Figure record listings:

[BEGIN]

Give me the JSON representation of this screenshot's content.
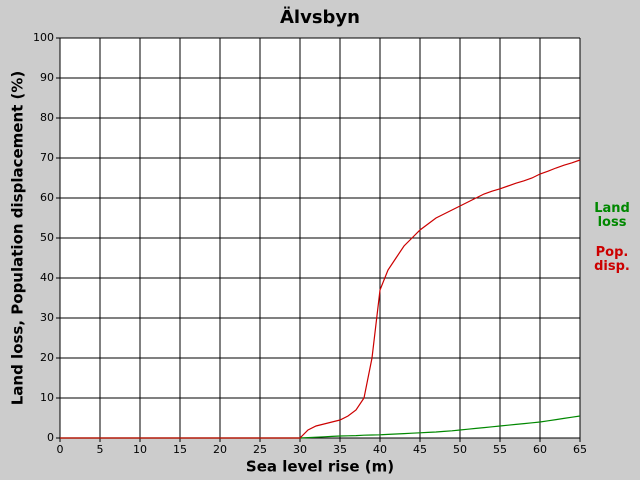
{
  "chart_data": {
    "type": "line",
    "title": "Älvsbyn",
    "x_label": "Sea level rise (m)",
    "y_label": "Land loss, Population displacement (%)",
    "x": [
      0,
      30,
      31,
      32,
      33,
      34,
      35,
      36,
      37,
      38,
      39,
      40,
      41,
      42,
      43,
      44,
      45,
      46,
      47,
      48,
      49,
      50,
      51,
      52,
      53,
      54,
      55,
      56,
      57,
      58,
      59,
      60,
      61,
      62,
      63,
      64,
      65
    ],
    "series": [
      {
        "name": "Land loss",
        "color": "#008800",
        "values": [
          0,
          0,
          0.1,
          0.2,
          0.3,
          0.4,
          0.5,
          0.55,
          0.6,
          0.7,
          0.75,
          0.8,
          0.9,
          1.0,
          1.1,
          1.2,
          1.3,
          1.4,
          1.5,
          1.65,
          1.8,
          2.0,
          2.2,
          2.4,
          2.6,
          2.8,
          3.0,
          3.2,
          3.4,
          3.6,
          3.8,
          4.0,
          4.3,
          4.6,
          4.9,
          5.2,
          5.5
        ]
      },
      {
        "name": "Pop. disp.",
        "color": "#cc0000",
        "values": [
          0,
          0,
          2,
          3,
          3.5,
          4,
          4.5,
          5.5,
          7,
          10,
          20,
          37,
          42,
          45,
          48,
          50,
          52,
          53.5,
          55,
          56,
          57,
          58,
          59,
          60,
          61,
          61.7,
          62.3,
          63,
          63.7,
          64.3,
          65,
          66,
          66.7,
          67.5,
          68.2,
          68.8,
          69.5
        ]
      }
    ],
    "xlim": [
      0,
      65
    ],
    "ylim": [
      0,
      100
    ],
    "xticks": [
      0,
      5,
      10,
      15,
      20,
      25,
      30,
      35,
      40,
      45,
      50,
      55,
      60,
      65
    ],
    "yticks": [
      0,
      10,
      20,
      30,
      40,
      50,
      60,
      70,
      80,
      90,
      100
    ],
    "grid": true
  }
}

[END]
[BEGIN]

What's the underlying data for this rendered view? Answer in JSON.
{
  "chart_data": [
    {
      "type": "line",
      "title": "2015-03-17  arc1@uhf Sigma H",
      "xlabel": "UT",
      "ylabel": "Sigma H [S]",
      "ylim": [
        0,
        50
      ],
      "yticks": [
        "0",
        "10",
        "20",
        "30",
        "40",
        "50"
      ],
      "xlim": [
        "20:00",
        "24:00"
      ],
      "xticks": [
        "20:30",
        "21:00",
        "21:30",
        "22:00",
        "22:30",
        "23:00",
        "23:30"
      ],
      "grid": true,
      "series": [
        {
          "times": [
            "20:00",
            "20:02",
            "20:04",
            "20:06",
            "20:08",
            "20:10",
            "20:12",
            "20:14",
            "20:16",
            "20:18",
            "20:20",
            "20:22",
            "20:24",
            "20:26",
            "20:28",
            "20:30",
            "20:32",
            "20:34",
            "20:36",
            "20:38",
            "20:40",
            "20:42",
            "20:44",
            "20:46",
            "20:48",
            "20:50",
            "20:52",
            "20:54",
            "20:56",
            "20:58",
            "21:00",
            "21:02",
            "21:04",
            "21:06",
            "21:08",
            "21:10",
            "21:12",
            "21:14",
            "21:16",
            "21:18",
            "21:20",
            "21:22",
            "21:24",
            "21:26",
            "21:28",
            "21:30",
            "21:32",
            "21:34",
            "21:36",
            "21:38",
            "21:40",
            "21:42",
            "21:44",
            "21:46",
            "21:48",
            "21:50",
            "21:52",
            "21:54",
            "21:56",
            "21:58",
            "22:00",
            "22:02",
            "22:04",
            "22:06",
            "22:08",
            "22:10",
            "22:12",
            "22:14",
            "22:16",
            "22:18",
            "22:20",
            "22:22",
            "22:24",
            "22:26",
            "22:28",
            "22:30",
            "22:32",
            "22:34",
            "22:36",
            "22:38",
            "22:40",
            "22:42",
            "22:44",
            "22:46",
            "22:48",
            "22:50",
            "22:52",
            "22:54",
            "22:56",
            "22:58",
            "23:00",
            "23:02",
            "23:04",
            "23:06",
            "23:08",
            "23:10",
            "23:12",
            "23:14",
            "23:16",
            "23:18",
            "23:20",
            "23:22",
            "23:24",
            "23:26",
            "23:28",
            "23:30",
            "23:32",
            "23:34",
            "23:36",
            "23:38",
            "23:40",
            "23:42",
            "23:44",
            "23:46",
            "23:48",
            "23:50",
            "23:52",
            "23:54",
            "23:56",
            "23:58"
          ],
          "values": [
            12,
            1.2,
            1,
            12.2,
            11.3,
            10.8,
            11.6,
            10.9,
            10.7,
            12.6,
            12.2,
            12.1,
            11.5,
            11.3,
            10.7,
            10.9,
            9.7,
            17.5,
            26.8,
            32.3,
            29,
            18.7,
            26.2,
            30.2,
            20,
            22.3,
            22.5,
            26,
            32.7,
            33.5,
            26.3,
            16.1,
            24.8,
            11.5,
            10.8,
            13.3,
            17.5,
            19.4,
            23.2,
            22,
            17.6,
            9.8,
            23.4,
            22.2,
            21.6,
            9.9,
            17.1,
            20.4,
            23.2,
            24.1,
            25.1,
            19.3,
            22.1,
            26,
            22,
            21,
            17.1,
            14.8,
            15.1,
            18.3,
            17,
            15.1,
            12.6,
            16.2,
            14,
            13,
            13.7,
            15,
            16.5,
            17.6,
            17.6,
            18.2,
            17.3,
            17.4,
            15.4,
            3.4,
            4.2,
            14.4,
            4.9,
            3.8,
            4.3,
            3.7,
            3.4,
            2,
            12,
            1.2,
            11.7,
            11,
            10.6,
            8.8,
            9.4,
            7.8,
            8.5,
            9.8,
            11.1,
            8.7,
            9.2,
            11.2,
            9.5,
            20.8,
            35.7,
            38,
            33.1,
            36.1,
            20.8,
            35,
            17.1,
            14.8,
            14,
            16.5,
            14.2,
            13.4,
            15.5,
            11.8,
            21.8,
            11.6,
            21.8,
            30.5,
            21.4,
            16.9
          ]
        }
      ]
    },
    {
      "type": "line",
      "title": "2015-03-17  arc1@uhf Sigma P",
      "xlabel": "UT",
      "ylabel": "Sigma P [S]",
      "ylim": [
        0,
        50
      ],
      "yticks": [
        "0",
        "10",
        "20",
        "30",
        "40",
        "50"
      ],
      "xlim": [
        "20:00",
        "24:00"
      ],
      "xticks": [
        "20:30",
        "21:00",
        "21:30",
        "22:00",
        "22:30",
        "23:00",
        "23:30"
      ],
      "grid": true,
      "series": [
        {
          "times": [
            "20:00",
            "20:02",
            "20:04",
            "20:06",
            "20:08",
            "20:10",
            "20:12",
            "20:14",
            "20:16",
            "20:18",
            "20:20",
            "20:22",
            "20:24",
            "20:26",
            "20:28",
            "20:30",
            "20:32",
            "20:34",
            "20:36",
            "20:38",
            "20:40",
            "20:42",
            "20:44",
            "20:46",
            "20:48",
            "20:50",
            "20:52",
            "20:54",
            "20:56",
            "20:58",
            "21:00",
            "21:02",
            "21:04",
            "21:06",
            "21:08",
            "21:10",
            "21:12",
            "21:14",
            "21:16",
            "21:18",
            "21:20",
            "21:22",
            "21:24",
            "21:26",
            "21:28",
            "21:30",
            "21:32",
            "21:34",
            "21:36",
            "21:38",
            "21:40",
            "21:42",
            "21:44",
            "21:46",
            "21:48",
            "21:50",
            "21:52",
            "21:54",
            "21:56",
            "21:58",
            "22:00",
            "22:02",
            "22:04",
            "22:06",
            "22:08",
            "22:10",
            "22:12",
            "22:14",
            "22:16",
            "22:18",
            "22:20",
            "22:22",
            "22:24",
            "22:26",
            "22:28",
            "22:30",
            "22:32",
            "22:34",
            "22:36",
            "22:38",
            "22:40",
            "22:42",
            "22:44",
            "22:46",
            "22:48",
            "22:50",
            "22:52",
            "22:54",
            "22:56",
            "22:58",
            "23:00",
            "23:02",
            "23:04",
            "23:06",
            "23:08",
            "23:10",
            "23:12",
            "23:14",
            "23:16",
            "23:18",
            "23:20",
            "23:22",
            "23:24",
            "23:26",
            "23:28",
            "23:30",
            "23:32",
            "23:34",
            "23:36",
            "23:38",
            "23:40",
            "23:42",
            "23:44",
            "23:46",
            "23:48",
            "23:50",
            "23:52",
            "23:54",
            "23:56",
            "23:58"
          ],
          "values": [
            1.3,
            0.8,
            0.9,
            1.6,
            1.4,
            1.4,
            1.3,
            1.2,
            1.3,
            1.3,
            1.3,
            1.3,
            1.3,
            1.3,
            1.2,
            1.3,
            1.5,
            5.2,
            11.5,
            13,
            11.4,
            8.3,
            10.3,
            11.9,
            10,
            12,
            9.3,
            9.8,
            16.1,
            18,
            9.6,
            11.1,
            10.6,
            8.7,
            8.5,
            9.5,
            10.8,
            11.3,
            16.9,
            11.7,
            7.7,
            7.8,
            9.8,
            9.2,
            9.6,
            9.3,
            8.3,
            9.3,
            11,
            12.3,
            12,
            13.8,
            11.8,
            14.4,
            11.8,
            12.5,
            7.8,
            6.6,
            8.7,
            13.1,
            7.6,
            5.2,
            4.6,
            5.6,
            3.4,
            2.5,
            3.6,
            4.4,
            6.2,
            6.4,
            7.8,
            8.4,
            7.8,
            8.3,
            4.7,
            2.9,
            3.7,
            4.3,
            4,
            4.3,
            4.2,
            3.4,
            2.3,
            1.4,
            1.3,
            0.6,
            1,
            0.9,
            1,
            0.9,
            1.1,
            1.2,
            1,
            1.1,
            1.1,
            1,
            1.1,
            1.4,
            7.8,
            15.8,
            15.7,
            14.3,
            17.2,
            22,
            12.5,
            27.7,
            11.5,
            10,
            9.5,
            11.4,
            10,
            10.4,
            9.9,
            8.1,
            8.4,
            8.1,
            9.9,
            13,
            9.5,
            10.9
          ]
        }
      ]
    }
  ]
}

[END]

EXERCISE: Count the lines above that contain the word "Sigma". Give only the number.

OUTPUT FOR THIS EXERCISE: 4